DATA PROVIDED:
[Begin]
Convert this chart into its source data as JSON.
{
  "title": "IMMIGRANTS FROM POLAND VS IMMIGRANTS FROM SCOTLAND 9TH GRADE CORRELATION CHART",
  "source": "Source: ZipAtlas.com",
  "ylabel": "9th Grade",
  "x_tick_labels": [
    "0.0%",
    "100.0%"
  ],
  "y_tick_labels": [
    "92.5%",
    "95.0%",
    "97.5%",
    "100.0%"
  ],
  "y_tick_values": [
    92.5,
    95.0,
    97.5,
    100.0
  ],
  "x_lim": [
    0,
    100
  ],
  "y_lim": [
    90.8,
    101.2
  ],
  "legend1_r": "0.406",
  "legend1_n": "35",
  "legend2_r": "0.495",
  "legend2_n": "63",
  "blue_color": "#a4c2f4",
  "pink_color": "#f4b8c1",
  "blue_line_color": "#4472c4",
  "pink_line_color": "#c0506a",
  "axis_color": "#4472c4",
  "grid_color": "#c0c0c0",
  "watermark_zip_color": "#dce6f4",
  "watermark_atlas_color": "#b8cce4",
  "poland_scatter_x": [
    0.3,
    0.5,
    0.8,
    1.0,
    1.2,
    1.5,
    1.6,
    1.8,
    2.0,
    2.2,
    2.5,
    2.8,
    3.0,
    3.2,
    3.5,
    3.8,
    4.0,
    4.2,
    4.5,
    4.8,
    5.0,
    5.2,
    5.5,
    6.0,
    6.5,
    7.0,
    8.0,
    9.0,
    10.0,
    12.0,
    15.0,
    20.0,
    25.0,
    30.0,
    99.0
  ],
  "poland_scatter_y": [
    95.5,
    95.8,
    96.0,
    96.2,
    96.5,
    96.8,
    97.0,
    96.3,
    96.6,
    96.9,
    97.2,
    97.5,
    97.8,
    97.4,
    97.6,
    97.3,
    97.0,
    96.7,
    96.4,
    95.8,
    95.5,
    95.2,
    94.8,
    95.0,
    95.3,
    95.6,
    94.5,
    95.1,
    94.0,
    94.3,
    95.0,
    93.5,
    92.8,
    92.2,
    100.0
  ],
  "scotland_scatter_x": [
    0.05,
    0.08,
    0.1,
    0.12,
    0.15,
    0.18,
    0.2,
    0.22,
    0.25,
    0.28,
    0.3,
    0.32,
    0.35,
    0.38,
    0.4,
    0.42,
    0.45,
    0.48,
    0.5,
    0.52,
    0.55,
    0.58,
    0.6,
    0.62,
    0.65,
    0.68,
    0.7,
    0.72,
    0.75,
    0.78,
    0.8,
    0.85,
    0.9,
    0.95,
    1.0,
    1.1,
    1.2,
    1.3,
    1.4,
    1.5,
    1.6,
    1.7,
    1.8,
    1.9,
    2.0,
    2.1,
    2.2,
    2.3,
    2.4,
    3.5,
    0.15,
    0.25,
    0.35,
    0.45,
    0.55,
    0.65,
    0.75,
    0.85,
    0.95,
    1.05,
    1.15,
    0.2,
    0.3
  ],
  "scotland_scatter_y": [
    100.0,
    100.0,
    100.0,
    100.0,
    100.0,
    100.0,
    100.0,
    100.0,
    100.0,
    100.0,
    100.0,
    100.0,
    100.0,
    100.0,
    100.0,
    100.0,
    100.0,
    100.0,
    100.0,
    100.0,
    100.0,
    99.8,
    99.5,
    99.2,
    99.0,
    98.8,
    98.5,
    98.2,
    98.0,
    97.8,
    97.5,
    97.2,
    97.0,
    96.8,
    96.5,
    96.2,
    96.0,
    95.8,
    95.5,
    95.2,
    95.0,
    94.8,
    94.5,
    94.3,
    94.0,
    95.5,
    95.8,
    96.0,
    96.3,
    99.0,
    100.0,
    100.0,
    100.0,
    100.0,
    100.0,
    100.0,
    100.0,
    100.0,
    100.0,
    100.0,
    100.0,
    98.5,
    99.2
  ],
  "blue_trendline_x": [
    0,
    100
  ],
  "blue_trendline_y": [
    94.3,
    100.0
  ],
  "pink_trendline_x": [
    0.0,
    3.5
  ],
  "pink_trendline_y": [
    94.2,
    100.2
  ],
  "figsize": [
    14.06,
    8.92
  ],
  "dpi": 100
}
[End]
WRITTEN PROBLEM:
Copy all lines from the material that contain "source".

THE OUTPUT:
Convert this chart into its source data as JSON.
  "source": "Source: ZipAtlas.com",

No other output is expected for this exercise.